Write out exactly the lines from the one containing "Give me a plain-text" through the last line of the records below, including both.

(EXTRACTED ENTRIES)
_ _ _
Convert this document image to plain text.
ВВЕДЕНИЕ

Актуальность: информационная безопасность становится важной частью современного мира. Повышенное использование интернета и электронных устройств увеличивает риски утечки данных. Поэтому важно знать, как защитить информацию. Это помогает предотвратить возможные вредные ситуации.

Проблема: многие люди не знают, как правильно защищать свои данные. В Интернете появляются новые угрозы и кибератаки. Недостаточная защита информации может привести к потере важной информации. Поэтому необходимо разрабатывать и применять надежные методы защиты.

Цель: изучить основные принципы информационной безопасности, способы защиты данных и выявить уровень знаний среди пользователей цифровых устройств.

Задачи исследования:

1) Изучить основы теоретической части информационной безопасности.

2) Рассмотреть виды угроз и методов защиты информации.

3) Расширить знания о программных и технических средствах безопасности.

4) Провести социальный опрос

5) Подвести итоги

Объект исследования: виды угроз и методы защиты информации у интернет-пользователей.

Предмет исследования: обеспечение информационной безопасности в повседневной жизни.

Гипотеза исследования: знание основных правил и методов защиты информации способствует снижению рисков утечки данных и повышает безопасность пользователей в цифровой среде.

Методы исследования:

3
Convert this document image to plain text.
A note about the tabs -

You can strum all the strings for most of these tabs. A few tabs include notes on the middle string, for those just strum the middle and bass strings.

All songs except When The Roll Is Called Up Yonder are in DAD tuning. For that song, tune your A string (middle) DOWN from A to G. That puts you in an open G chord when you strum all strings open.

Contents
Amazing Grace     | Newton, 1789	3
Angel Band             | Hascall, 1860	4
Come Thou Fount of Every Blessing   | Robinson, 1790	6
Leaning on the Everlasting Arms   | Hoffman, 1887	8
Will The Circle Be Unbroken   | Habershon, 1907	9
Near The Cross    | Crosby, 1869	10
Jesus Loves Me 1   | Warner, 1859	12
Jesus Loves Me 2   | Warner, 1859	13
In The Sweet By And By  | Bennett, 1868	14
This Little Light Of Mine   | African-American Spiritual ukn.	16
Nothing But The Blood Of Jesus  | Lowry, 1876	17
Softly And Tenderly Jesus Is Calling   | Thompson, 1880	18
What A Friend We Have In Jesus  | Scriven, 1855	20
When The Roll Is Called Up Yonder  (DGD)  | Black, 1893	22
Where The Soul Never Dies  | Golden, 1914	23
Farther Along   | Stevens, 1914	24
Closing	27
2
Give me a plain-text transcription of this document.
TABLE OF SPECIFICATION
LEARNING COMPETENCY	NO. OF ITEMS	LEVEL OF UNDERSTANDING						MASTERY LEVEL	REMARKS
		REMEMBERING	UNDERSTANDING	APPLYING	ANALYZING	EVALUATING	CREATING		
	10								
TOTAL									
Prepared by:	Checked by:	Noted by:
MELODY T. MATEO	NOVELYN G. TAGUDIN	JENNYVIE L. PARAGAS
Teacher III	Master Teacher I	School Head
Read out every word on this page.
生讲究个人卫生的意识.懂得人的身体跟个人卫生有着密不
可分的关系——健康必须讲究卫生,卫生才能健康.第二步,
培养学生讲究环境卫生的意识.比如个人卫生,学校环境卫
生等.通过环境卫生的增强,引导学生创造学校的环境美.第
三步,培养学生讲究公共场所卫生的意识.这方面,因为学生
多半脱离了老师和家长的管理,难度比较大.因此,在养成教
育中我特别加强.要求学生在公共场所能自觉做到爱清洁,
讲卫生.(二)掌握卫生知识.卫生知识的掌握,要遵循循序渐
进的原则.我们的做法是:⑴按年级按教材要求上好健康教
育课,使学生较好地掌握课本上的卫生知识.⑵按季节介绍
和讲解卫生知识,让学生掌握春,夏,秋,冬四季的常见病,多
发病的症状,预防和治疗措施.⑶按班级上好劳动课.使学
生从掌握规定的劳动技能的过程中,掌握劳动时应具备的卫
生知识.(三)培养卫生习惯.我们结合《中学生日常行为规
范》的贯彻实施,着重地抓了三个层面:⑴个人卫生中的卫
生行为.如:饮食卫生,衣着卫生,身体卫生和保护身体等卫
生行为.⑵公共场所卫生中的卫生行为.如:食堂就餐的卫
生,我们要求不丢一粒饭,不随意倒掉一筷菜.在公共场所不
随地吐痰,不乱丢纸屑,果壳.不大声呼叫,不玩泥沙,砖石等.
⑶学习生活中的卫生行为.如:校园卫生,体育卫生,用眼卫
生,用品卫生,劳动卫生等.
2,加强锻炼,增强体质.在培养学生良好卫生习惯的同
_ _ _
(FINAL ANSWER)
Give me a plain-text transcription of this document.
TABLE OF SPECIFICATION
LEARNING COMPETENCY	NO. OF ITEMS	LEVEL OF UNDERSTANDING						MASTERY LEVEL	REMARKS
		REMEMBERING	UNDERSTANDING	APPLYING	ANALYZING	EVALUATING	CREATING		
	10								
TOTAL									
Prepared by:	Checked by:	Noted by:
MELODY T. MATEO	NOVELYN G. TAGUDIN	JENNYVIE L. PARAGAS
Teacher III	Master Teacher I	School Head
Read out every word on this page.
生讲究个人卫生的意识.懂得人的身体跟个人卫生有着密不
可分的关系——健康必须讲究卫生,卫生才能健康.第二步,
培养学生讲究环境卫生的意识.比如个人卫生,学校环境卫
生等.通过环境卫生的增强,引导学生创造学校的环境美.第
三步,培养学生讲究公共场所卫生的意识.这方面,因为学生
多半脱离了老师和家长的管理,难度比较大.因此,在养成教
育中我特别加强.要求学生在公共场所能自觉做到爱清洁,
讲卫生.(二)掌握卫生知识.卫生知识的掌握,要遵循循序渐
进的原则.我们的做法是:⑴按年级按教材要求上好健康教
育课,使学生较好地掌握课本上的卫生知识.⑵按季节介绍
和讲解卫生知识,让学生掌握春,夏,秋,冬四季的常见病,多
发病的症状,预防和治疗措施.⑶按班级上好劳动课.使学
生从掌握规定的劳动技能的过程中,掌握劳动时应具备的卫
生知识.(三)培养卫生习惯.我们结合《中学生日常行为规
范》的贯彻实施,着重地抓了三个层面:⑴个人卫生中的卫
生行为.如:饮食卫生,衣着卫生,身体卫生和保护身体等卫
生行为.⑵公共场所卫生中的卫生行为.如:食堂就餐的卫
生,我们要求不丢一粒饭,不随意倒掉一筷菜.在公共场所不
随地吐痰,不乱丢纸屑,果壳.不大声呼叫,不玩泥沙,砖石等.
⑶学习生活中的卫生行为.如:校园卫生,体育卫生,用眼卫
生,用品卫生,劳动卫生等.
2,加强锻炼,增强体质.在培养学生良好卫生习惯的同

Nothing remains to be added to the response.